◆ **What the exercise asks**
For the listing below, give the number of lines in which "View" occurs. Add nothing.

◆ **Data entries**
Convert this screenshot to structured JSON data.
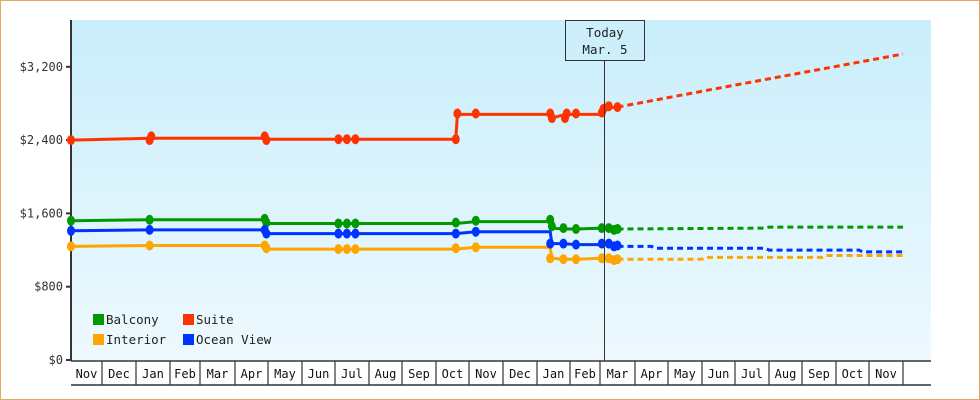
{
  "chart_data": {
    "type": "line",
    "title": "",
    "xlabel": "",
    "ylabel": "",
    "ylim": [
      0,
      3200
    ],
    "y_ticks": [
      "$0",
      "$800",
      "$1,600",
      "$2,400",
      "$3,200"
    ],
    "y_tick_values": [
      0,
      800,
      1600,
      2400,
      3200
    ],
    "x_ticks": [
      "Nov",
      "Dec",
      "Jan",
      "Feb",
      "Mar",
      "Apr",
      "May",
      "Jun",
      "Jul",
      "Aug",
      "Sep",
      "Oct",
      "Nov",
      "Dec",
      "Jan",
      "Feb",
      "Mar",
      "Apr",
      "May",
      "Jun",
      "Jul",
      "Aug",
      "Sep",
      "Oct",
      "Nov"
    ],
    "grid": false,
    "legend_position": "lower-left inside",
    "today_marker": {
      "line1": "Today",
      "line2": "Mar. 5"
    },
    "series": [
      {
        "name": "Balcony",
        "color": "#009900",
        "historical": [
          [
            0.0,
            1520
          ],
          [
            2.4,
            1530
          ],
          [
            5.9,
            1530
          ],
          [
            5.95,
            1490
          ],
          [
            8.1,
            1490
          ],
          [
            8.25,
            1490
          ],
          [
            8.5,
            1490
          ],
          [
            11.6,
            1490
          ],
          [
            12.2,
            1510
          ],
          [
            14.4,
            1510
          ],
          [
            14.45,
            1440
          ],
          [
            14.8,
            1430
          ],
          [
            15.2,
            1430
          ],
          [
            16.1,
            1440
          ],
          [
            16.3,
            1430
          ],
          [
            16.4,
            1420
          ],
          [
            16.5,
            1430
          ]
        ],
        "forecast": [
          [
            16.5,
            1430
          ],
          [
            20.9,
            1440
          ],
          [
            21.0,
            1450
          ],
          [
            25.0,
            1450
          ]
        ]
      },
      {
        "name": "Suite",
        "color": "#ff3300",
        "historical": [
          [
            0.0,
            2400
          ],
          [
            2.4,
            2420
          ],
          [
            5.9,
            2420
          ],
          [
            5.95,
            2410
          ],
          [
            8.1,
            2410
          ],
          [
            8.35,
            2410
          ],
          [
            8.6,
            2410
          ],
          [
            11.6,
            2410
          ],
          [
            11.65,
            2680
          ],
          [
            12.2,
            2680
          ],
          [
            14.4,
            2680
          ],
          [
            14.45,
            2640
          ],
          [
            14.85,
            2680
          ],
          [
            15.2,
            2680
          ],
          [
            16.05,
            2680
          ],
          [
            16.2,
            2750
          ],
          [
            16.5,
            2760
          ]
        ],
        "forecast": [
          [
            16.5,
            2760
          ],
          [
            20.0,
            3000
          ],
          [
            25.0,
            3340
          ]
        ]
      },
      {
        "name": "Interior",
        "color": "#ffa500",
        "historical": [
          [
            0.0,
            1240
          ],
          [
            2.4,
            1250
          ],
          [
            5.9,
            1250
          ],
          [
            5.95,
            1210
          ],
          [
            8.1,
            1210
          ],
          [
            8.35,
            1210
          ],
          [
            8.6,
            1210
          ],
          [
            11.6,
            1210
          ],
          [
            12.2,
            1230
          ],
          [
            14.4,
            1230
          ],
          [
            14.45,
            1110
          ],
          [
            14.8,
            1100
          ],
          [
            15.2,
            1100
          ],
          [
            16.05,
            1110
          ],
          [
            16.3,
            1100
          ],
          [
            16.5,
            1100
          ]
        ],
        "forecast": [
          [
            16.5,
            1100
          ],
          [
            19.0,
            1100
          ],
          [
            19.1,
            1120
          ],
          [
            22.6,
            1120
          ],
          [
            22.7,
            1140
          ],
          [
            25.0,
            1140
          ]
        ]
      },
      {
        "name": "Ocean View",
        "color": "#0033ff",
        "historical": [
          [
            0.0,
            1410
          ],
          [
            2.4,
            1420
          ],
          [
            5.9,
            1420
          ],
          [
            5.95,
            1380
          ],
          [
            8.1,
            1380
          ],
          [
            8.35,
            1380
          ],
          [
            8.6,
            1380
          ],
          [
            11.6,
            1380
          ],
          [
            12.2,
            1400
          ],
          [
            14.4,
            1400
          ],
          [
            14.45,
            1270
          ],
          [
            14.8,
            1270
          ],
          [
            15.2,
            1260
          ],
          [
            16.05,
            1260
          ],
          [
            16.3,
            1260
          ],
          [
            16.5,
            1240
          ]
        ],
        "forecast": [
          [
            16.5,
            1240
          ],
          [
            17.5,
            1240
          ],
          [
            17.6,
            1220
          ],
          [
            20.9,
            1220
          ],
          [
            21.0,
            1200
          ],
          [
            23.7,
            1200
          ],
          [
            23.8,
            1180
          ],
          [
            25.0,
            1180
          ]
        ]
      }
    ],
    "markers": {
      "Balcony": [
        [
          0.0,
          1520
        ],
        [
          2.4,
          1530
        ],
        [
          5.9,
          1540
        ],
        [
          5.95,
          1500
        ],
        [
          8.1,
          1490
        ],
        [
          8.35,
          1490
        ],
        [
          8.6,
          1490
        ],
        [
          11.6,
          1500
        ],
        [
          12.2,
          1520
        ],
        [
          14.4,
          1530
        ],
        [
          14.45,
          1460
        ],
        [
          14.8,
          1440
        ],
        [
          15.2,
          1430
        ],
        [
          16.05,
          1440
        ],
        [
          16.25,
          1440
        ],
        [
          16.4,
          1420
        ],
        [
          16.5,
          1430
        ]
      ],
      "Suite": [
        [
          0.0,
          2400
        ],
        [
          2.4,
          2400
        ],
        [
          2.45,
          2440
        ],
        [
          5.9,
          2440
        ],
        [
          5.95,
          2400
        ],
        [
          8.1,
          2410
        ],
        [
          8.35,
          2410
        ],
        [
          8.6,
          2410
        ],
        [
          11.6,
          2410
        ],
        [
          11.65,
          2690
        ],
        [
          12.2,
          2690
        ],
        [
          14.4,
          2690
        ],
        [
          14.45,
          2640
        ],
        [
          14.85,
          2640
        ],
        [
          14.9,
          2690
        ],
        [
          15.2,
          2690
        ],
        [
          16.05,
          2700
        ],
        [
          16.1,
          2740
        ],
        [
          16.25,
          2770
        ],
        [
          16.5,
          2760
        ]
      ],
      "Interior": [
        [
          0.0,
          1240
        ],
        [
          2.4,
          1250
        ],
        [
          5.9,
          1250
        ],
        [
          5.95,
          1220
        ],
        [
          8.1,
          1210
        ],
        [
          8.35,
          1210
        ],
        [
          8.6,
          1210
        ],
        [
          11.6,
          1220
        ],
        [
          12.2,
          1230
        ],
        [
          14.4,
          1110
        ],
        [
          14.8,
          1100
        ],
        [
          15.2,
          1100
        ],
        [
          16.05,
          1110
        ],
        [
          16.25,
          1110
        ],
        [
          16.4,
          1090
        ],
        [
          16.5,
          1100
        ]
      ],
      "Ocean View": [
        [
          0.0,
          1410
        ],
        [
          2.4,
          1420
        ],
        [
          5.9,
          1420
        ],
        [
          5.95,
          1380
        ],
        [
          8.1,
          1380
        ],
        [
          8.35,
          1380
        ],
        [
          8.6,
          1380
        ],
        [
          11.6,
          1380
        ],
        [
          12.2,
          1400
        ],
        [
          14.4,
          1270
        ],
        [
          14.8,
          1270
        ],
        [
          15.2,
          1260
        ],
        [
          16.05,
          1270
        ],
        [
          16.25,
          1270
        ],
        [
          16.4,
          1240
        ],
        [
          16.5,
          1250
        ]
      ]
    }
  },
  "legend": {
    "items": [
      {
        "label": "Balcony",
        "color": "#009900"
      },
      {
        "label": "Suite",
        "color": "#ff3300"
      },
      {
        "label": "Interior",
        "color": "#ffa500"
      },
      {
        "label": "Ocean View",
        "color": "#0033ff"
      }
    ]
  },
  "today": {
    "line1": "Today",
    "line2": "Mar. 5"
  },
  "colors": {
    "frame_border": "#e8a860",
    "plot_bg_top": "#c9eefb",
    "plot_bg_bottom": "#eef9fe",
    "axis": "#333333"
  }
}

◆ **Solution to this task**
3